Da responsabilidade da Direção Geral de Alimentação e Veterinária, a campanha vai ser lançada dia 14 de março, com a distribuição de 40 mil folhetos contra o abandono dos animais e mensagens positivas, além de outros tantos sobre a esterilização, embora mais direcionados para os consultórios de médicos veterinários.
A medida foi anunciada hoje pelo secretário de Estado da Agricultura e Alimentação, Luís Medeiros Viera, durante a audição na Comissão de Ambiente, Ordenamento do Território, Descentralização, Poder Local e Habitação, requerida pelo Bloco de Esquerda sobre a lei de não abate de animais 27/2016.

_Exercícios_
(1) Segundo o excerto, quantos folhetos contra o abandono dos animais vão ser distribuídos?
(2) Diz se cada afirmação está de acordo com o excerto (sim ou não) e cita as palavras que o mostram: (a) A campanha começa a 14 de março. (b) A audição foi pedida pelo Governo. (c) Os folhetos sobre a esterilização são pensados sobretudo para os consultórios de médicos veterinários.
(3) Com base no excerto, explica em que ocasião foi anunciada a medida e por quem foi pedida essa ocasião.

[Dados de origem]
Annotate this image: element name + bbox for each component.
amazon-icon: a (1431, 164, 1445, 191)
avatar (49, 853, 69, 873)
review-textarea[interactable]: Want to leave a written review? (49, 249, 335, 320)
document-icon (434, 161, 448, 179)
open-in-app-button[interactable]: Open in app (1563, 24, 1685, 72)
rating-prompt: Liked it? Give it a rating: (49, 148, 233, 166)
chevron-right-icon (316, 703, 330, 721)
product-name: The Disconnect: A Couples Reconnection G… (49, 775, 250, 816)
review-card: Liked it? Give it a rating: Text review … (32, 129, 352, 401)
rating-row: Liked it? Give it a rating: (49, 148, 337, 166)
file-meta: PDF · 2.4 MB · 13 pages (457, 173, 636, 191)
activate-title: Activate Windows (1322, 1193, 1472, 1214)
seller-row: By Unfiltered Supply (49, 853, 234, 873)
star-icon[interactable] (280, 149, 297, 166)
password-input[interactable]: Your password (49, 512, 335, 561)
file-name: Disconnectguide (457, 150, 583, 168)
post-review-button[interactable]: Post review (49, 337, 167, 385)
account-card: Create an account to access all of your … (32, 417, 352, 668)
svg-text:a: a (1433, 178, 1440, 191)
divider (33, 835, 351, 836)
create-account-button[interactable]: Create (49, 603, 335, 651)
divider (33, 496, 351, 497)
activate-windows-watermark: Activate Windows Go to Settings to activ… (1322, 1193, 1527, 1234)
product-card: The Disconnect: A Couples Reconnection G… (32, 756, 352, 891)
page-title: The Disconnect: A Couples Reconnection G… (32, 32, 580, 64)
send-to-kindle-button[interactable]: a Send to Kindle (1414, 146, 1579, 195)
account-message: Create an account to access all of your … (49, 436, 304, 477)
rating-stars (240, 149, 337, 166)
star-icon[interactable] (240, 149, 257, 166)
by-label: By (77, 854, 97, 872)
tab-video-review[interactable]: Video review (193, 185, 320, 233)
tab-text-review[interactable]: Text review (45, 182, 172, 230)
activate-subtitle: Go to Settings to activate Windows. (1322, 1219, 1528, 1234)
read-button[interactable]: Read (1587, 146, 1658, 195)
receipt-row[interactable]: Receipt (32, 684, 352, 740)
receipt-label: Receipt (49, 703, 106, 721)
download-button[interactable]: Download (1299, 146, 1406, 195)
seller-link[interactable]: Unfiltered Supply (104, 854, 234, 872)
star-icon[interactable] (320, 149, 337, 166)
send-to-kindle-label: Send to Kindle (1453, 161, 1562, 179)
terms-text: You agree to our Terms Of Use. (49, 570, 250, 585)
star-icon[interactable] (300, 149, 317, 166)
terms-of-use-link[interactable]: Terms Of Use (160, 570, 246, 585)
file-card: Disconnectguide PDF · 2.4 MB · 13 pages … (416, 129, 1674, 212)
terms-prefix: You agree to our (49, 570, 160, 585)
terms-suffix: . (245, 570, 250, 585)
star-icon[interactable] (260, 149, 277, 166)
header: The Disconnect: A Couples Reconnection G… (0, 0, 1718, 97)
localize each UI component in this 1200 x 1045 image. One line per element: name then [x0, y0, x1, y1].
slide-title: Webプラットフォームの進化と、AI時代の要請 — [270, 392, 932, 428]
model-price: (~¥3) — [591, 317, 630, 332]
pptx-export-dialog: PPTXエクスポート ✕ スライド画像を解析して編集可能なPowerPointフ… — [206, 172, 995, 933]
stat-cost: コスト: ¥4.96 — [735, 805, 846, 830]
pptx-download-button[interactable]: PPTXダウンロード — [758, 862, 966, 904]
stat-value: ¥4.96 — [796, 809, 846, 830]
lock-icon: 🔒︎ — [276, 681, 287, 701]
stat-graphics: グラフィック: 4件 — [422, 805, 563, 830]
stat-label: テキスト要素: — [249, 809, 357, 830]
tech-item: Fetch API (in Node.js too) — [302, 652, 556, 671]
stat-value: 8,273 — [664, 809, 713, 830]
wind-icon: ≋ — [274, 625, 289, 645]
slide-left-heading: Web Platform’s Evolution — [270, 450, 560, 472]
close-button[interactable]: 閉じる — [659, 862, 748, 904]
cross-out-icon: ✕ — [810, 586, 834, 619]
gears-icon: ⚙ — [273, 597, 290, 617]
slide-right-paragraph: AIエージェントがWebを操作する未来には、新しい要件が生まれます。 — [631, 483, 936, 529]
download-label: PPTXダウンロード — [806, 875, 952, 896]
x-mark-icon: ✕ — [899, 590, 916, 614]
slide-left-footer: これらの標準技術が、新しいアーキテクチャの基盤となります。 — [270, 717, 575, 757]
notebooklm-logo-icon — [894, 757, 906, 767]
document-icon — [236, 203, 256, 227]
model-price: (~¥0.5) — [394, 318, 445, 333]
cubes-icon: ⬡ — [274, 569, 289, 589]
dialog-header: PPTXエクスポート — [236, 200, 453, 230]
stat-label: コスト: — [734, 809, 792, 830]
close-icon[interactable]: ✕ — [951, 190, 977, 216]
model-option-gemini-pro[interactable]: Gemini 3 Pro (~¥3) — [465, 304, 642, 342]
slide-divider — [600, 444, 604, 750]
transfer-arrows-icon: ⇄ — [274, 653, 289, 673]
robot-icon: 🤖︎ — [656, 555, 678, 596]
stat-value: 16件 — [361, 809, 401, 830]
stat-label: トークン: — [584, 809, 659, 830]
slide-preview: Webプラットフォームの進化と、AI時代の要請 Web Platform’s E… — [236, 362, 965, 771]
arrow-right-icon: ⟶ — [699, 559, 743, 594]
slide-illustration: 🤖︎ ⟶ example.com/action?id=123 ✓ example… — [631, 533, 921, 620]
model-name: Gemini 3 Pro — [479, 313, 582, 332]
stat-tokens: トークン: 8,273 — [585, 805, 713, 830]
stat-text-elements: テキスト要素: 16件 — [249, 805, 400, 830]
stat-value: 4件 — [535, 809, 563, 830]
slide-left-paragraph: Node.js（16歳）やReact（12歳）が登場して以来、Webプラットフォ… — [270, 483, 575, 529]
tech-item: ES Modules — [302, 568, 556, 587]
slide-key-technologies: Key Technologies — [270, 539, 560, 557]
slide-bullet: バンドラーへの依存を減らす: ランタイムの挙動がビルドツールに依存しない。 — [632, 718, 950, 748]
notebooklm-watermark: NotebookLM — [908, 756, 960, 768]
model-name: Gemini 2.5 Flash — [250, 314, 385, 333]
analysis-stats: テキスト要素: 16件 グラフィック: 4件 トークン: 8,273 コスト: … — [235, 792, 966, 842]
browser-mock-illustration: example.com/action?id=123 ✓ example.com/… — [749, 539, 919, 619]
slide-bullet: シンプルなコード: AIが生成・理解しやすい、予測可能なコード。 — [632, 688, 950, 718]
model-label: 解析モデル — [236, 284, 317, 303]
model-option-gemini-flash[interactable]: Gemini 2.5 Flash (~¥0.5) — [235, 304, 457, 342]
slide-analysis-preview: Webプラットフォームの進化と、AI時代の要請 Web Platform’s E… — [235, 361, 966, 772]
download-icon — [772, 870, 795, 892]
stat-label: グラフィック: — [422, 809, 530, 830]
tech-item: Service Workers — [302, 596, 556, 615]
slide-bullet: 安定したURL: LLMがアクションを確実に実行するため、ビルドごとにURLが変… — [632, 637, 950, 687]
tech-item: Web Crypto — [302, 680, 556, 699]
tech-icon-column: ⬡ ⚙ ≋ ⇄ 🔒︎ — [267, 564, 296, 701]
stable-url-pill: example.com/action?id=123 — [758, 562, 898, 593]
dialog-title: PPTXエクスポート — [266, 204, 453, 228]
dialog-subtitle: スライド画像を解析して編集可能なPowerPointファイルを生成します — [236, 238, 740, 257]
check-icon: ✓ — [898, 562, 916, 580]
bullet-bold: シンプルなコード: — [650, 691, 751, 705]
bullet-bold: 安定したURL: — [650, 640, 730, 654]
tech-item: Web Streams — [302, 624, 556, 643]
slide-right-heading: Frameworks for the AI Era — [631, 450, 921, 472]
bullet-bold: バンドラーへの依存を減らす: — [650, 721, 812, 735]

_Respostas_
(1) 40 mil folhetos.

(2)
(a) Sim: "a campanha vai ser lançada dia 14 de março".
(b) Não: "requerida pelo Bloco de Esquerda".
(c) Sim: "embora mais direcionados para os consultórios de médicos veterinários".

(3) A medida foi anunciada pelo secretário de Estado da Agricultura e Alimentação, Luís Medeiros Viera, durante a audição na Comissão de Ambiente, Ordenamento do Território, Descentralização, Poder Local e Habitação. Essa audição foi requerida pelo Bloco de Esquerda sobre a lei de não abate de animais 27/2016.